-- Exercise details --
Pictures aside, restate the records below exactly as written.

-- Supplied data --
BEGIN
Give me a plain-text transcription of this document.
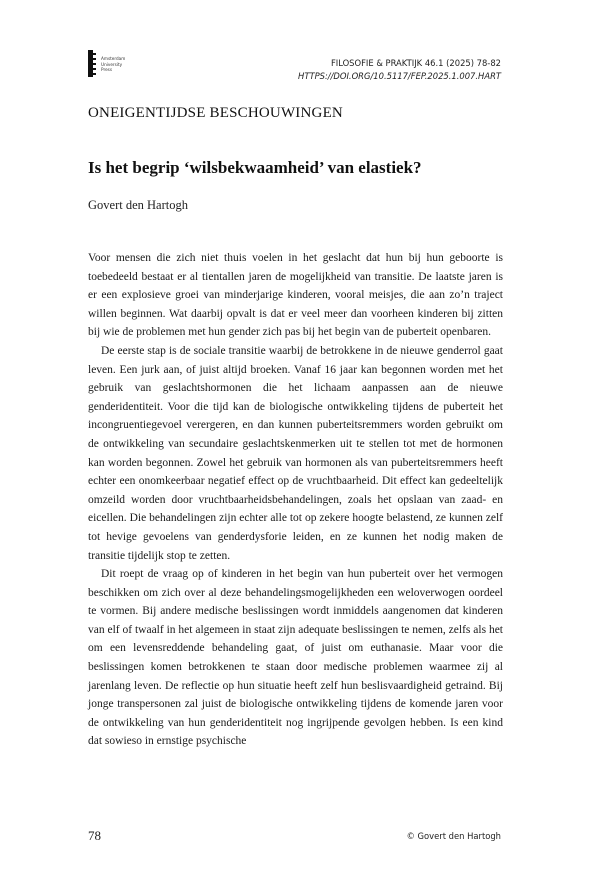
Amsterdam
University
Press
FILOSOFIE & PRAKTIJK 46.1 (2025) 78-82
HTTPS://DOI.ORG/10.5117/FEP.2025.1.007.HART
ONEIGENTIJDSE BESCHOUWINGEN
Is het begrip ‘wilsbekwaamheid’ van elastiek?
Govert den Hartogh

Voor mensen die zich niet thuis voelen in het geslacht dat hun bij hun geboorte is toebedeeld bestaat er al tientallen jaren de mogelijkheid van transitie. De laatste jaren is er een explosieve groei van minderjarige kinderen, vooral meisjes, die aan zo’n traject willen beginnen. Wat daarbij opvalt is dat er veel meer dan voorheen kinderen bij zitten bij wie de problemen met hun gender zich pas bij het begin van de puberteit openbaren.

De eerste stap is de sociale transitie waarbij de betrokkene in de nieuwe genderrol gaat leven. Een jurk aan, of juist altijd broeken. Vanaf 16 jaar kan begonnen worden met het gebruik van geslachtshormonen die het lichaam aanpassen aan de nieuwe genderidentiteit. Voor die tijd kan de biologische ontwikkeling tijdens de puberteit het incongruentiegevoel verergeren, en dan kunnen puberteitsremmers worden gebruikt om de ontwikkeling van secundaire geslachtskenmerken uit te stellen tot met de hormonen kan worden begonnen. Zowel het gebruik van hormonen als van puberteitsremmers heeft echter een onomkeerbaar negatief effect op de vruchtbaarheid. Dit effect kan gedeeltelijk omzeild worden door vruchtbaarheidsbehandelingen, zoals het opslaan van zaad- en eicellen. Die behandelingen zijn echter alle tot op zekere hoogte belastend, ze kunnen zelf tot hevige gevoelens van genderdysforie leiden, en ze kunnen het nodig maken de transitie tijdelijk stop te zetten.

Dit roept de vraag op of kinderen in het begin van hun puberteit over het vermogen beschikken om zich over al deze behandelingsmogelijkheden een weloverwogen oordeel te vormen. Bij andere medische beslissingen wordt inmiddels aangenomen dat kinderen van elf of twaalf in het algemeen in staat zijn adequate beslissingen te nemen, zelfs als het om een levensreddende behandeling gaat, of juist om euthanasie. Maar voor die beslissingen komen betrokkenen te staan door medische problemen waarmee zij al jarenlang leven. De reflectie op hun situatie heeft zelf hun beslisvaardigheid getraind. Bij jonge transpersonen zal juist de biologische ontwikkeling tijdens de komende jaren voor de ontwikkeling van hun genderidentiteit nog ingrijpende gevolgen hebben. Is een kind dat sowieso in ernstige psychische

78	© Govert den Hartogh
END
-- Solution for this task --
Give me a plain-text transcription of this document.
Amsterdam
University
Press
FILOSOFIE & PRAKTIJK 46.1 (2025) 78-82
HTTPS://DOI.ORG/10.5117/FEP.2025.1.007.HART
ONEIGENTIJDSE BESCHOUWINGEN
Is het begrip ‘wilsbekwaamheid’ van elastiek?
Govert den Hartogh

Voor mensen die zich niet thuis voelen in het geslacht dat hun bij hun geboorte is toebedeeld bestaat er al tientallen jaren de mogelijkheid van transitie. De laatste jaren is er een explosieve groei van minderjarige kinderen, vooral meisjes, die aan zo’n traject willen beginnen. Wat daarbij opvalt is dat er veel meer dan voorheen kinderen bij zitten bij wie de problemen met hun gender zich pas bij het begin van de puberteit openbaren.

De eerste stap is de sociale transitie waarbij de betrokkene in de nieuwe genderrol gaat leven. Een jurk aan, of juist altijd broeken. Vanaf 16 jaar kan begonnen worden met het gebruik van geslachtshormonen die het lichaam aanpassen aan de nieuwe genderidentiteit. Voor die tijd kan de biologische ontwikkeling tijdens de puberteit het incongruentiegevoel verergeren, en dan kunnen puberteitsremmers worden gebruikt om de ontwikkeling van secundaire geslachtskenmerken uit te stellen tot met de hormonen kan worden begonnen. Zowel het gebruik van hormonen als van puberteitsremmers heeft echter een onomkeerbaar negatief effect op de vruchtbaarheid. Dit effect kan gedeeltelijk omzeild worden door vruchtbaarheidsbehandelingen, zoals het opslaan van zaad- en eicellen. Die behandelingen zijn echter alle tot op zekere hoogte belastend, ze kunnen zelf tot hevige gevoelens van genderdysforie leiden, en ze kunnen het nodig maken de transitie tijdelijk stop te zetten.

Dit roept de vraag op of kinderen in het begin van hun puberteit over het vermogen beschikken om zich over al deze behandelingsmogelijkheden een weloverwogen oordeel te vormen. Bij andere medische beslissingen wordt inmiddels aangenomen dat kinderen van elf of twaalf in het algemeen in staat zijn adequate beslissingen te nemen, zelfs als het om een levensreddende behandeling gaat, of juist om euthanasie. Maar voor die beslissingen komen betrokkenen te staan door medische problemen waarmee zij al jarenlang leven. De reflectie op hun situatie heeft zelf hun beslisvaardigheid getraind. Bij jonge transpersonen zal juist de biologische ontwikkeling tijdens de komende jaren voor de ontwikkeling van hun genderidentiteit nog ingrijpende gevolgen hebben. Is een kind dat sowieso in ernstige psychische

78	© Govert den Hartogh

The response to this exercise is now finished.